One would assume that the liveries from the "other" teams were sponsor related, not dictated by the factory.


----------



## chernaudi (Oct 6, 2006)

*Re: Audi R10 TDI livery. (16v)*

In truth, that obviously had a lot to do with it, even though most of the teams inherited the Infineon Technologies sponsorship from the Joest team. But why Audi couldn't have done something like this for the R8 is beyond me.


----------



## [email protected] (Apr 9, 2004)

*Re: Audi R10 TDI livery. (16v)*


_Quote, originally posted by *16v* »_
One would assume that the liveries from the "other" teams were sponsor related, not dictated by the factory. 

Champion usually has their own look and color scheme when they're not operating as Audi Sport North America. That started back in the Porsche days.


----------



## .:RDriver (Oct 4, 1999)

*Re: Audi R10 TDI livery. ([email protected])*

All the other liveries were based on what those teams wanted to run, not Audi. Champion has used their white with color stripe thingys for years on their cars, Oreca was due to their Playstaion sponsorship, Johanson's team had the Gulf Oil livery, and Goh had their own design Audi UK was the closest to the factory, probably cause they were representing Audi UK or just didnt have their own design to start with.
Audi wasnt "leaving" the good liveries to the privateers, the privateers did what they wanted.
See the history of Champion liveries here. http://www.speedarena.com/news...shtml


----------



## chernaudi (Oct 6, 2006)

*Re: Audi R10 TDI livery. (.:RDriver)*

Well, we'll probably never see anything like that again, unless the next Audi LMP is a gas engined car, or Champion for some reason goes back to Porsche.
And we'll have to wait until Monday for our first taste of the new R10 on a race circuit in it's current state in North America. That's the first of two days of private test before the race practice/testing starts. Hopefully someone will be watching the times, and see how fast this beast really is.

_Modified by chernaudi at 12:48 PM 3-8-2007_


_Modified by chernaudi at 12:49 PM 3-8-2007_


----------



## .:RDriver (Oct 4, 1999)

*Re: Audi R10 TDI livery. (chernaudi)*


_Quote, originally posted by *chernaudi* »_Well, we'll probably never see anything like that again, unless the next Audi LMP is a gas engined car, or Champion for some reason goes back to Porsche.

Can you possibly explain that conclusion?


----------



## chernaudi (Oct 6, 2006)

*Re: Audi R10 TDI livery. (.:RDriver)*

Well, only a factory backed team can run the R10 for as far as I can see. Oreca has even said so, and they want a R10 next year.
And the factory/sponsors pretty much dictates what the paint scheme will be in that case.


----------



## 16v (Aug 4, 1999)

*Re: Audi R10 TDI livery. (chernaudi)*


_Quote, originally posted by *chernaudi* »_Well, only a factory backed team can run the R10 for as far as I can see. Oreca has even said so, and they want a R10 next year.
And the factory/sponsors pretty much dictates what the paint scheme will be in that case.

I am completely lost here...


----------



## .:RDriver (Oct 4, 1999)

*Re: Audi R10 TDI livery. (chernaudi)*

So you're saying that Audi will never allow a non factory R10 to run? But if its a gas powered one they will allow it run?
If that is what you mean, what makes you think Audi will never allow a diesel R10 to run with a privateer?


----------



## chernaudi (Oct 6, 2006)

________________

DIRECTION: Extend the Audi R10 TDI livery thread above, picking up right after its final line.

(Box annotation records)
________________

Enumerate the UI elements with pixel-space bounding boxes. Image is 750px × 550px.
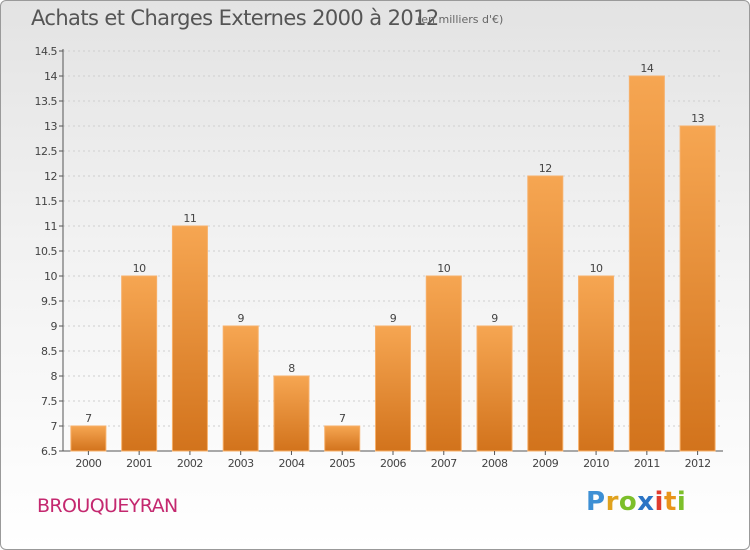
data-label: 9 bbox=[390, 312, 397, 325]
y-tick-label: 9.5 bbox=[41, 295, 57, 308]
bar bbox=[70, 425, 107, 452]
bar bbox=[273, 375, 310, 452]
bar bbox=[679, 125, 716, 452]
x-tick-label: 2012 bbox=[685, 457, 711, 470]
y-tick-label: 14.5 bbox=[35, 45, 58, 58]
y-tick-label: 8.5 bbox=[41, 345, 57, 358]
bar bbox=[476, 325, 513, 452]
y-tick-label: 8 bbox=[51, 370, 58, 383]
x-tick-label: 2008 bbox=[482, 457, 508, 470]
bar bbox=[578, 275, 615, 452]
data-label: 12 bbox=[539, 162, 552, 175]
bar bbox=[324, 425, 361, 452]
y-tick-label: 10 bbox=[44, 270, 57, 283]
y-tick-label: 13.5 bbox=[35, 95, 58, 108]
logo-letter: i bbox=[654, 487, 664, 517]
x-tick-label: 2002 bbox=[177, 457, 203, 470]
y-tick-label: 12.5 bbox=[35, 145, 58, 158]
x-tick-label: 2000 bbox=[75, 457, 101, 470]
commune-name: BROUQUEYRAN bbox=[37, 495, 178, 517]
data-label: 7 bbox=[85, 412, 92, 425]
logo-letter: P bbox=[586, 487, 606, 517]
x-tick-label: 2005 bbox=[329, 457, 355, 470]
y-tick-label: 11 bbox=[44, 220, 57, 233]
logo-letter: x bbox=[637, 487, 655, 517]
x-tick-label: 2011 bbox=[634, 457, 660, 470]
y-tick-label: 11.5 bbox=[35, 195, 58, 208]
data-label: 11 bbox=[183, 212, 196, 225]
data-label: 14 bbox=[640, 62, 653, 75]
x-tick-label: 2007 bbox=[431, 457, 457, 470]
data-label: 10 bbox=[590, 262, 603, 275]
data-label: 9 bbox=[237, 312, 244, 325]
y-tick-label: 7 bbox=[51, 420, 58, 433]
y-tick-label: 10.5 bbox=[35, 245, 58, 258]
data-label: 9 bbox=[491, 312, 498, 325]
data-label: 7 bbox=[339, 412, 346, 425]
bar bbox=[171, 225, 208, 452]
bar bbox=[375, 325, 411, 452]
chart-subtitle: (en milliers d'€) bbox=[417, 13, 504, 26]
logo-letter: o bbox=[618, 487, 638, 517]
chart-title: Achats et Charges Externes 2000 à 2012 bbox=[31, 6, 439, 30]
y-tick-label: 12 bbox=[44, 170, 57, 183]
bar bbox=[121, 275, 158, 452]
bar bbox=[628, 75, 665, 452]
x-tick-label: 2009 bbox=[532, 457, 558, 470]
y-tick-label: 9 bbox=[51, 320, 58, 333]
data-label: 8 bbox=[288, 362, 295, 375]
logo-letter: i bbox=[676, 487, 687, 517]
logo-letter: r bbox=[605, 487, 619, 517]
x-tick-label: 2003 bbox=[228, 457, 254, 470]
x-tick-label: 2006 bbox=[380, 457, 406, 470]
data-label: 10 bbox=[437, 262, 450, 275]
x-tick-label: 2010 bbox=[583, 457, 609, 470]
y-tick-label: 7.5 bbox=[41, 395, 57, 408]
proxiti-logo: Proxiti bbox=[586, 487, 686, 517]
bar bbox=[222, 325, 259, 452]
data-label: 10 bbox=[133, 262, 146, 275]
y-tick-label: 13 bbox=[44, 120, 57, 133]
logo-letter: t bbox=[663, 487, 677, 517]
x-tick-label: 2001 bbox=[126, 457, 152, 470]
bar bbox=[425, 275, 462, 452]
y-tick-label: 6.5 bbox=[41, 445, 57, 458]
x-tick-label: 2004 bbox=[278, 457, 304, 470]
data-label: 13 bbox=[691, 112, 704, 125]
y-tick-label: 14 bbox=[44, 70, 57, 83]
bar bbox=[527, 175, 564, 452]
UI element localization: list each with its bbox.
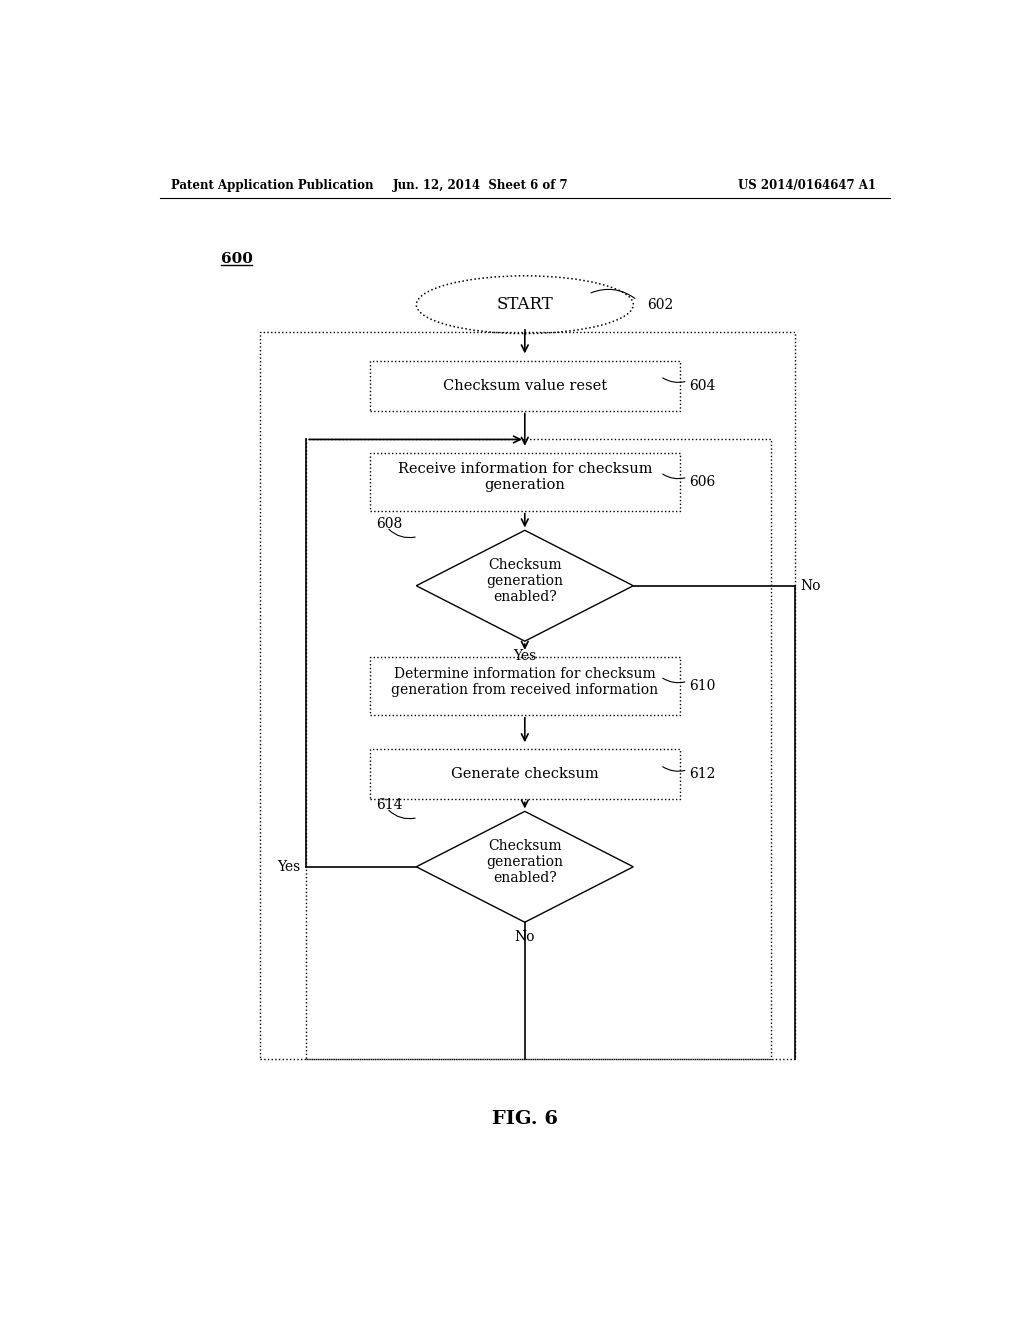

________________

THE OUTPUT:
*Re: Audi R10 TDI livery. (.:RDriver)*

It's not that Audi won't allow the R10s to eventually end up in privateer hands, but no one can afford one(let alone two) right now, or have the man power to run the opporation without requiring a lot of Audi's help(a total of 70-80 people are at Audi Sport's tent on raceday usually).
So a lot of those people are hoping that Audi will sell/lease the old 3.6 FSI V8s, which remains to be foreseen beyond Swiss Spirit. The only other chance is that one of the guys who wants a privateer Audi wins the lottery(depending on how much the prize is, of course), or Audi reverts to running a gasoline car, which is unlikely unless Audi Sport/Volkswagen Group feels that IMSA or the ACO regs are too much against diesels, or favor gassers too much.

_Modified by chernaudi at 9:59 PM 3-8-2007_

_Modified by chernaudi at 9:59 PM 3-8-2007_

_Modified by chernaudi at 10:03 PM 3-8-2007_


_Modified by chernaudi at 10:04 PM 3-8-2007_


----------



## chernaudi (Oct 6, 2006)

*Re: Audi R10 TDI livery. (chernaudi)*

I mean, how much did it cost Champion to run the R8 for a full ALMS season/Le Mans? Probably as much as $10million plus, and that's probably conservative. If you count the ADT sponsorship and their other sponsors, and Audi Sport backing(albeit reduced compaired to the Joest factory team), its not unforseeable that as much as $25 million or more was spent a year. And again, that's probably way conservative. And there were probably 20, 25 or more people in the Audi Sport tent at any given time.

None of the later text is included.